• _Written problem_:
Wherever a line below holds the word "received", copy that line.

• _Supplied data_:

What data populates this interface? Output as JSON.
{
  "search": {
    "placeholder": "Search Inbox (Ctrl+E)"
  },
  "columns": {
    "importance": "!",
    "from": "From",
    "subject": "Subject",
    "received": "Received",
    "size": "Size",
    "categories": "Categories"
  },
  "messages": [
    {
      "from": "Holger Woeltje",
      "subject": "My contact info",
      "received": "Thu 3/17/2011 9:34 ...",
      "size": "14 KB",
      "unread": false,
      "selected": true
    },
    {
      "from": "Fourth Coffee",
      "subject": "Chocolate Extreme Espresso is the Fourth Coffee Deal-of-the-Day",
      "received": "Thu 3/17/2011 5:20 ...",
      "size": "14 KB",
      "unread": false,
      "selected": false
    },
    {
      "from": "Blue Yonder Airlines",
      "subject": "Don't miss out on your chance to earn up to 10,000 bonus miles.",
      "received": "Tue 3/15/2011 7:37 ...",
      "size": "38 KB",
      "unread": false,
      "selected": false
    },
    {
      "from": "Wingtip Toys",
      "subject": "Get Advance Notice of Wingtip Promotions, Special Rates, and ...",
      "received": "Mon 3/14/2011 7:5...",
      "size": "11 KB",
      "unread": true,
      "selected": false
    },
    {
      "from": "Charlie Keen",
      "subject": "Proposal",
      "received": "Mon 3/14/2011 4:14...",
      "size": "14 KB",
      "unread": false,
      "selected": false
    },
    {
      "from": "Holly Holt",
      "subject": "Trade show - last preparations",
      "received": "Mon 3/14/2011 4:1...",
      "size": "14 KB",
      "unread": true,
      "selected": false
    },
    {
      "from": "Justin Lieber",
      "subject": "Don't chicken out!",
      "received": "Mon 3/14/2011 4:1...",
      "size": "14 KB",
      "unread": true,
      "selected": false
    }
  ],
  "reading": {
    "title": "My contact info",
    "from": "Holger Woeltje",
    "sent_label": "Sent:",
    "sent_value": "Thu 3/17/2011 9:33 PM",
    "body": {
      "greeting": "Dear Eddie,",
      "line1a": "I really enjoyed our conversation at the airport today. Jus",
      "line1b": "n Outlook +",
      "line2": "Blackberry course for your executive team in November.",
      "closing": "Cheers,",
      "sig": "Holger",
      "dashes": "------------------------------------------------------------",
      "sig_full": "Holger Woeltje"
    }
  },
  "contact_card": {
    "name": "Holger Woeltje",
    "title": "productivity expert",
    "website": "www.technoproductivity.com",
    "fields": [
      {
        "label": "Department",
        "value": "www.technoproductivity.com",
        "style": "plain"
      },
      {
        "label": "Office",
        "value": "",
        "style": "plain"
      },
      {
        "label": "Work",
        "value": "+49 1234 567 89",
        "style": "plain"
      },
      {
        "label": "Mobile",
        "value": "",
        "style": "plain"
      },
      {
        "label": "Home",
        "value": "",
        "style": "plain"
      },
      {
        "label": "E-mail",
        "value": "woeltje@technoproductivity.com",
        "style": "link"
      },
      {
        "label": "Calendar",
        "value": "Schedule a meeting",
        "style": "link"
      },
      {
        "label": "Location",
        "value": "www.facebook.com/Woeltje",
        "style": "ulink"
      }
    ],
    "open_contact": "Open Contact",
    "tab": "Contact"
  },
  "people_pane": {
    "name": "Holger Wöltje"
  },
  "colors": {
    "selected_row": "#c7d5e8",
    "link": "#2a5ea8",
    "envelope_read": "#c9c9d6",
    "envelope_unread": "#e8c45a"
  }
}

• _Result of the exercise_:
    "received": "Received",
      "received": "Thu 3/17/2011 9:34 ...",
      "received": "Thu 3/17/2011 5:20 ...",
      "received": "Tue 3/15/2011 7:37 ...",
      "received": "Mon 3/14/2011 7:5...",
      "received": "Mon 3/14/2011 4:14...",
      "received": "Mon 3/14/2011 4:1...",
      "received": "Mon 3/14/2011 4:1...",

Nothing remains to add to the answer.